## Your instructions
Reproduce the records below in full and exactly, without their images.
- - -
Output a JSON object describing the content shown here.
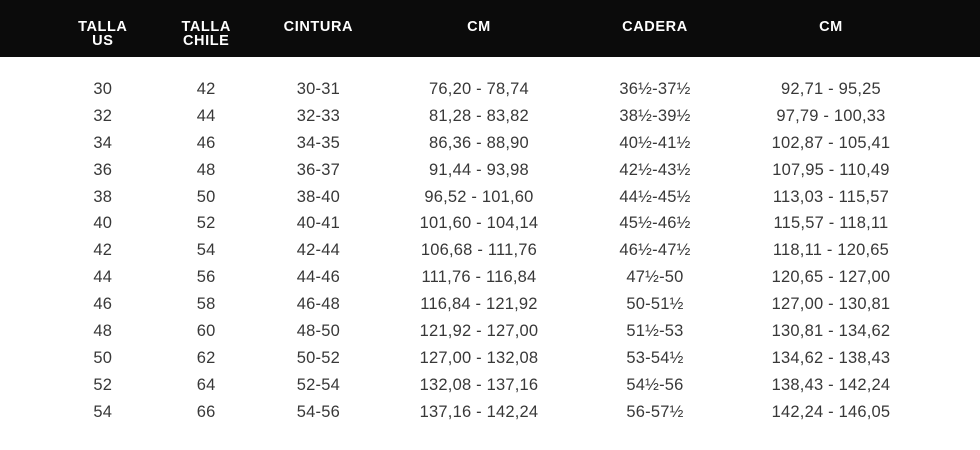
{
  "colors": {
    "header_bg": "#0b0b0b",
    "header_text": "#ffffff",
    "body_bg": "#ffffff",
    "body_text": "#383838"
  },
  "header": {
    "columns": [
      {
        "line1": "TALLA",
        "line2": "US"
      },
      {
        "line1": "TALLA",
        "line2": "CHILE"
      },
      {
        "line1": "CINTURA",
        "line2": ""
      },
      {
        "line1": "CM",
        "line2": ""
      },
      {
        "line1": "CADERA",
        "line2": ""
      },
      {
        "line1": "CM",
        "line2": ""
      }
    ]
  },
  "chart_data": {
    "type": "table",
    "title": "",
    "columns": [
      "TALLA US",
      "TALLA CHILE",
      "CINTURA",
      "CM",
      "CADERA",
      "CM"
    ],
    "rows": [
      [
        "30",
        "42",
        "30-31",
        "76,20 - 78,74",
        "36½-37½",
        "92,71 - 95,25"
      ],
      [
        "32",
        "44",
        "32-33",
        "81,28 - 83,82",
        "38½-39½",
        "97,79 - 100,33"
      ],
      [
        "34",
        "46",
        "34-35",
        "86,36 - 88,90",
        "40½-41½",
        "102,87 - 105,41"
      ],
      [
        "36",
        "48",
        "36-37",
        "91,44 - 93,98",
        "42½-43½",
        "107,95 - 110,49"
      ],
      [
        "38",
        "50",
        "38-40",
        "96,52 - 101,60",
        "44½-45½",
        "113,03 - 115,57"
      ],
      [
        "40",
        "52",
        "40-41",
        "101,60 - 104,14",
        "45½-46½",
        "115,57 - 118,11"
      ],
      [
        "42",
        "54",
        "42-44",
        "106,68 - 111,76",
        "46½-47½",
        "118,11 - 120,65"
      ],
      [
        "44",
        "56",
        "44-46",
        "111,76 - 116,84",
        "47½-50",
        "120,65 - 127,00"
      ],
      [
        "46",
        "58",
        "46-48",
        "116,84 - 121,92",
        "50-51½",
        "127,00 - 130,81"
      ],
      [
        "48",
        "60",
        "48-50",
        "121,92 - 127,00",
        "51½-53",
        "130,81 - 134,62"
      ],
      [
        "50",
        "62",
        "50-52",
        "127,00 - 132,08",
        "53-54½",
        "134,62 - 138,43"
      ],
      [
        "52",
        "64",
        "52-54",
        "132,08 - 137,16",
        "54½-56",
        "138,43 - 142,24"
      ],
      [
        "54",
        "66",
        "54-56",
        "137,16 - 142,24",
        "56-57½",
        "142,24 - 146,05"
      ]
    ]
  }
}
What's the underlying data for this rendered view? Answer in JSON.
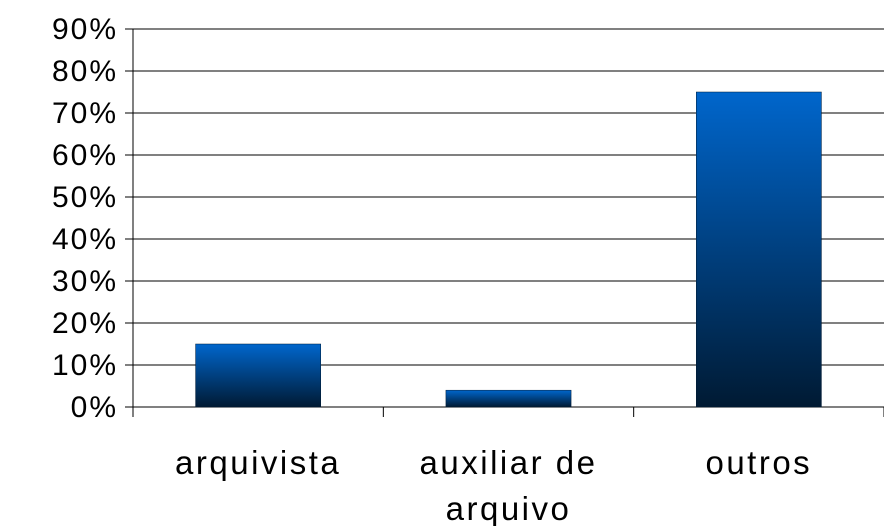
- - -
## Task output
Output a JSON object describing the content shown here.
{
  "colors": {
    "header_bg": "#0b0b0b",
    "header_text": "#ffffff",
    "body_bg": "#ffffff",
    "body_text": "#383838"
  },
  "header": {
    "columns": [
      {
        "line1": "TALLA",
        "line2": "US"
      },
      {
        "line1": "TALLA",
        "line2": "CHILE"
      },
      {
        "line1": "CINTURA",
        "line2": ""
      },
      {
        "line1": "CM",
        "line2": ""
      },
      {
        "line1": "CADERA",
        "line2": ""
      },
      {
        "line1": "CM",
        "line2": ""
      }
    ]
  },
  "chart_data": {
    "type": "table",
    "title": "",
    "columns": [
      "TALLA US",
      "TALLA CHILE",
      "CINTURA",
      "CM",
      "CADERA",
      "CM"
    ],
    "rows": [
      [
        "30",
        "42",
        "30-31",
        "76,20 - 78,74",
        "36½-37½",
        "92,71 - 95,25"
      ],
      [
        "32",
        "44",
        "32-33",
        "81,28 - 83,82",
        "38½-39½",
        "97,79 - 100,33"
      ],
      [
        "34",
        "46",
        "34-35",
        "86,36 - 88,90",
        "40½-41½",
        "102,87 - 105,41"
      ],
      [
        "36",
        "48",
        "36-37",
        "91,44 - 93,98",
        "42½-43½",
        "107,95 - 110,49"
      ],
      [
        "38",
        "50",
        "38-40",
        "96,52 - 101,60",
        "44½-45½",
        "113,03 - 115,57"
      ],
      [
        "40",
        "52",
        "40-41",
        "101,60 - 104,14",
        "45½-46½",
        "115,57 - 118,11"
      ],
      [
        "42",
        "54",
        "42-44",
        "106,68 - 111,76",
        "46½-47½",
        "118,11 - 120,65"
      ],
      [
        "44",
        "56",
        "44-46",
        "111,76 - 116,84",
        "47½-50",
        "120,65 - 127,00"
      ],
      [
        "46",
        "58",
        "46-48",
        "116,84 - 121,92",
        "50-51½",
        "127,00 - 130,81"
      ],
      [
        "48",
        "60",
        "48-50",
        "121,92 - 127,00",
        "51½-53",
        "130,81 - 134,62"
      ],
      [
        "50",
        "62",
        "50-52",
        "127,00 - 132,08",
        "53-54½",
        "134,62 - 138,43"
      ],
      [
        "52",
        "64",
        "52-54",
        "132,08 - 137,16",
        "54½-56",
        "138,43 - 142,24"
      ],
      [
        "54",
        "66",
        "54-56",
        "137,16 - 142,24",
        "56-57½",
        "142,24 - 146,05"
      ]
    ]
  }
}
What's the underlying data for this rendered view? Answer in JSON.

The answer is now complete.